> _Directions_
Retype the full set of records. Keep every character identical.
######
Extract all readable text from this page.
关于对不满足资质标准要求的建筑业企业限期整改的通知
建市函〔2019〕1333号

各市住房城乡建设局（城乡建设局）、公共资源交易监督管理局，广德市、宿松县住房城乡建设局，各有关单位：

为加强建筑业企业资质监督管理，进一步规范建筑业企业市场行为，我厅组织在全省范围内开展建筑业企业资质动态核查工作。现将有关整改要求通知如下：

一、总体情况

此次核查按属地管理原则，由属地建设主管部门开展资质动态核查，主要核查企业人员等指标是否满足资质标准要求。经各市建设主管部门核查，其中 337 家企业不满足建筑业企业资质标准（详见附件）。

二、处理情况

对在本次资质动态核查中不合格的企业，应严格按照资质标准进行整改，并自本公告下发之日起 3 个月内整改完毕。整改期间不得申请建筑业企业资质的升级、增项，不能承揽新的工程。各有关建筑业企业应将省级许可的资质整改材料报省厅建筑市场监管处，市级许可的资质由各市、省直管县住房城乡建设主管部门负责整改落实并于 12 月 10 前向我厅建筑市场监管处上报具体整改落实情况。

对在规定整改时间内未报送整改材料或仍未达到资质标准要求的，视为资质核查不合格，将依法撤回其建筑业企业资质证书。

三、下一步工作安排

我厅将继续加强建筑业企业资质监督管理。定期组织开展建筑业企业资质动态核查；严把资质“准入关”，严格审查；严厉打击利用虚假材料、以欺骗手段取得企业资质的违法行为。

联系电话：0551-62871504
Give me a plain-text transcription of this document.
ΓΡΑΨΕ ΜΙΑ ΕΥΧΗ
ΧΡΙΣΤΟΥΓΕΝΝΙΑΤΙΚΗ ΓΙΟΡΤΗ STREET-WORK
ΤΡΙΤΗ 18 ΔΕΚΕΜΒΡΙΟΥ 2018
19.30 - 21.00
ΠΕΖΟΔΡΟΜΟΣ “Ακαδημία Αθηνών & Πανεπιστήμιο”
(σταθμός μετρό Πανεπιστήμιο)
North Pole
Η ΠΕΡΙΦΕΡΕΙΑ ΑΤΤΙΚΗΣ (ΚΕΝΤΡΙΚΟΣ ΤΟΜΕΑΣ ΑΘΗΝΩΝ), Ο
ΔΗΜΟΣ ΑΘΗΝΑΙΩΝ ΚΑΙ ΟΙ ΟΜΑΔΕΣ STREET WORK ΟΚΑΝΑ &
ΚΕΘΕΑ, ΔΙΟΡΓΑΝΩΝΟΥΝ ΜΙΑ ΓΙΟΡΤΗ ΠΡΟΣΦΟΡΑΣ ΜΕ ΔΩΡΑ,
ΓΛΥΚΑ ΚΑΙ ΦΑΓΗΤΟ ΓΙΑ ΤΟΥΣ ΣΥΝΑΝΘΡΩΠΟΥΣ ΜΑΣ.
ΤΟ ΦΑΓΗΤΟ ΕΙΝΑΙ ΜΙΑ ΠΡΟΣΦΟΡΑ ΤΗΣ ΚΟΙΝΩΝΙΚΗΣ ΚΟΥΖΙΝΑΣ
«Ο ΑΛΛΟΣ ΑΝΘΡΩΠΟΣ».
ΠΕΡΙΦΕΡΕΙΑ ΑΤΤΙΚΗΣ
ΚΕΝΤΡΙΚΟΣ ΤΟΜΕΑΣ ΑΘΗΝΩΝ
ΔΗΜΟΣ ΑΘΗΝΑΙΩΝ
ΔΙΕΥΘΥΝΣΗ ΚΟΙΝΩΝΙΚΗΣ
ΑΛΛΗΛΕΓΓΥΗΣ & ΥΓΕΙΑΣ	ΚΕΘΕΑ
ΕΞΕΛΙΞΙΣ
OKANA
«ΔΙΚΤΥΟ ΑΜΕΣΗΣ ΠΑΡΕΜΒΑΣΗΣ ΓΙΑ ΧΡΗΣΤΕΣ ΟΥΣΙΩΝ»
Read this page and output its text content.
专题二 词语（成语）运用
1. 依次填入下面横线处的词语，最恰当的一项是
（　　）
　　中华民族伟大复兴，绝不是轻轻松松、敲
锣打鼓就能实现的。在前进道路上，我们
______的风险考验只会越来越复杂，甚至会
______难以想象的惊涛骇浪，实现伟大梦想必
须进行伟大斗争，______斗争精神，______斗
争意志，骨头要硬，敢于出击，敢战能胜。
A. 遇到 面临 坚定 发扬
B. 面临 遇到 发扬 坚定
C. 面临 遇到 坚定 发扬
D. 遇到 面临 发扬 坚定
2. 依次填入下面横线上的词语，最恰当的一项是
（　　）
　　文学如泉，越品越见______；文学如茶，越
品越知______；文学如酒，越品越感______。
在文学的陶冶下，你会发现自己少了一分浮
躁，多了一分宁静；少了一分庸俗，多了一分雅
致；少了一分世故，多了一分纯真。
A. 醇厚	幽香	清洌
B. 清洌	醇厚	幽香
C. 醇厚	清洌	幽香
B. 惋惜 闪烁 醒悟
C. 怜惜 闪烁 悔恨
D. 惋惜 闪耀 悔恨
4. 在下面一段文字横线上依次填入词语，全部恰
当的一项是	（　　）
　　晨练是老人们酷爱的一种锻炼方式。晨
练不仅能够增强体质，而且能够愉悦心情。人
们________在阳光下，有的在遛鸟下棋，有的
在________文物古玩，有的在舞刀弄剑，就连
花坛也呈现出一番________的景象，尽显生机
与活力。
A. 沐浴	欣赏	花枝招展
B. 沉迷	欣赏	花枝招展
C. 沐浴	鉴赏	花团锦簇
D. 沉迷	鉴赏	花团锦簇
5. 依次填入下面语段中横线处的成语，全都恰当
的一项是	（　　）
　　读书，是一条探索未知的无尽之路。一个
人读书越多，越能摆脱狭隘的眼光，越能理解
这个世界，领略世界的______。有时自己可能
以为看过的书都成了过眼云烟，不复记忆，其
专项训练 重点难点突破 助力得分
######
> _Output for this task_
Extract all readable text from this page.
关于对不满足资质标准要求的建筑业企业限期整改的通知
建市函〔2019〕1333号

各市住房城乡建设局（城乡建设局）、公共资源交易监督管理局，广德市、宿松县住房城乡建设局，各有关单位：

为加强建筑业企业资质监督管理，进一步规范建筑业企业市场行为，我厅组织在全省范围内开展建筑业企业资质动态核查工作。现将有关整改要求通知如下：

一、总体情况

此次核查按属地管理原则，由属地建设主管部门开展资质动态核查，主要核查企业人员等指标是否满足资质标准要求。经各市建设主管部门核查，其中 337 家企业不满足建筑业企业资质标准（详见附件）。

二、处理情况

对在本次资质动态核查中不合格的企业，应严格按照资质标准进行整改，并自本公告下发之日起 3 个月内整改完毕。整改期间不得申请建筑业企业资质的升级、增项，不能承揽新的工程。各有关建筑业企业应将省级许可的资质整改材料报省厅建筑市场监管处，市级许可的资质由各市、省直管县住房城乡建设主管部门负责整改落实并于 12 月 10 前向我厅建筑市场监管处上报具体整改落实情况。

对在规定整改时间内未报送整改材料或仍未达到资质标准要求的，视为资质核查不合格，将依法撤回其建筑业企业资质证书。

三、下一步工作安排

我厅将继续加强建筑业企业资质监督管理。定期组织开展建筑业企业资质动态核查；严把资质“准入关”，严格审查；严厉打击利用虚假材料、以欺骗手段取得企业资质的违法行为。

联系电话：0551-62871504
Give me a plain-text transcription of this document.
ΓΡΑΨΕ ΜΙΑ ΕΥΧΗ
ΧΡΙΣΤΟΥΓΕΝΝΙΑΤΙΚΗ ΓΙΟΡΤΗ STREET-WORK
ΤΡΙΤΗ 18 ΔΕΚΕΜΒΡΙΟΥ 2018
19.30 - 21.00
ΠΕΖΟΔΡΟΜΟΣ “Ακαδημία Αθηνών & Πανεπιστήμιο”
(σταθμός μετρό Πανεπιστήμιο)
North Pole
Η ΠΕΡΙΦΕΡΕΙΑ ΑΤΤΙΚΗΣ (ΚΕΝΤΡΙΚΟΣ ΤΟΜΕΑΣ ΑΘΗΝΩΝ), Ο
ΔΗΜΟΣ ΑΘΗΝΑΙΩΝ ΚΑΙ ΟΙ ΟΜΑΔΕΣ STREET WORK ΟΚΑΝΑ &
ΚΕΘΕΑ, ΔΙΟΡΓΑΝΩΝΟΥΝ ΜΙΑ ΓΙΟΡΤΗ ΠΡΟΣΦΟΡΑΣ ΜΕ ΔΩΡΑ,
ΓΛΥΚΑ ΚΑΙ ΦΑΓΗΤΟ ΓΙΑ ΤΟΥΣ ΣΥΝΑΝΘΡΩΠΟΥΣ ΜΑΣ.
ΤΟ ΦΑΓΗΤΟ ΕΙΝΑΙ ΜΙΑ ΠΡΟΣΦΟΡΑ ΤΗΣ ΚΟΙΝΩΝΙΚΗΣ ΚΟΥΖΙΝΑΣ
«Ο ΑΛΛΟΣ ΑΝΘΡΩΠΟΣ».
ΠΕΡΙΦΕΡΕΙΑ ΑΤΤΙΚΗΣ
ΚΕΝΤΡΙΚΟΣ ΤΟΜΕΑΣ ΑΘΗΝΩΝ
ΔΗΜΟΣ ΑΘΗΝΑΙΩΝ
ΔΙΕΥΘΥΝΣΗ ΚΟΙΝΩΝΙΚΗΣ
ΑΛΛΗΛΕΓΓΥΗΣ & ΥΓΕΙΑΣ	ΚΕΘΕΑ
ΕΞΕΛΙΞΙΣ
OKANA
«ΔΙΚΤΥΟ ΑΜΕΣΗΣ ΠΑΡΕΜΒΑΣΗΣ ΓΙΑ ΧΡΗΣΤΕΣ ΟΥΣΙΩΝ»
Read this page and output its text content.
专题二 词语（成语）运用
1. 依次填入下面横线处的词语，最恰当的一项是
（　　）
　　中华民族伟大复兴，绝不是轻轻松松、敲
锣打鼓就能实现的。在前进道路上，我们
______的风险考验只会越来越复杂，甚至会
______难以想象的惊涛骇浪，实现伟大梦想必
须进行伟大斗争，______斗争精神，______斗
争意志，骨头要硬，敢于出击，敢战能胜。
A. 遇到 面临 坚定 发扬
B. 面临 遇到 发扬 坚定
C. 面临 遇到 坚定 发扬
D. 遇到 面临 发扬 坚定
2. 依次填入下面横线上的词语，最恰当的一项是
（　　）
　　文学如泉，越品越见______；文学如茶，越
品越知______；文学如酒，越品越感______。
在文学的陶冶下，你会发现自己少了一分浮
躁，多了一分宁静；少了一分庸俗，多了一分雅
致；少了一分世故，多了一分纯真。
A. 醇厚	幽香	清洌
B. 清洌	醇厚	幽香
C. 醇厚	清洌	幽香
B. 惋惜 闪烁 醒悟
C. 怜惜 闪烁 悔恨
D. 惋惜 闪耀 悔恨
4. 在下面一段文字横线上依次填入词语，全部恰
当的一项是	（　　）
　　晨练是老人们酷爱的一种锻炼方式。晨
练不仅能够增强体质，而且能够愉悦心情。人
们________在阳光下，有的在遛鸟下棋，有的
在________文物古玩，有的在舞刀弄剑，就连
花坛也呈现出一番________的景象，尽显生机
与活力。
A. 沐浴	欣赏	花枝招展
B. 沉迷	欣赏	花枝招展
C. 沐浴	鉴赏	花团锦簇
D. 沉迷	鉴赏	花团锦簇
5. 依次填入下面语段中横线处的成语，全都恰当
的一项是	（　　）
　　读书，是一条探索未知的无尽之路。一个
人读书越多，越能摆脱狭隘的眼光，越能理解
这个世界，领略世界的______。有时自己可能
以为看过的书都成了过眼云烟，不复记忆，其
专项训练 重点难点突破 助力得分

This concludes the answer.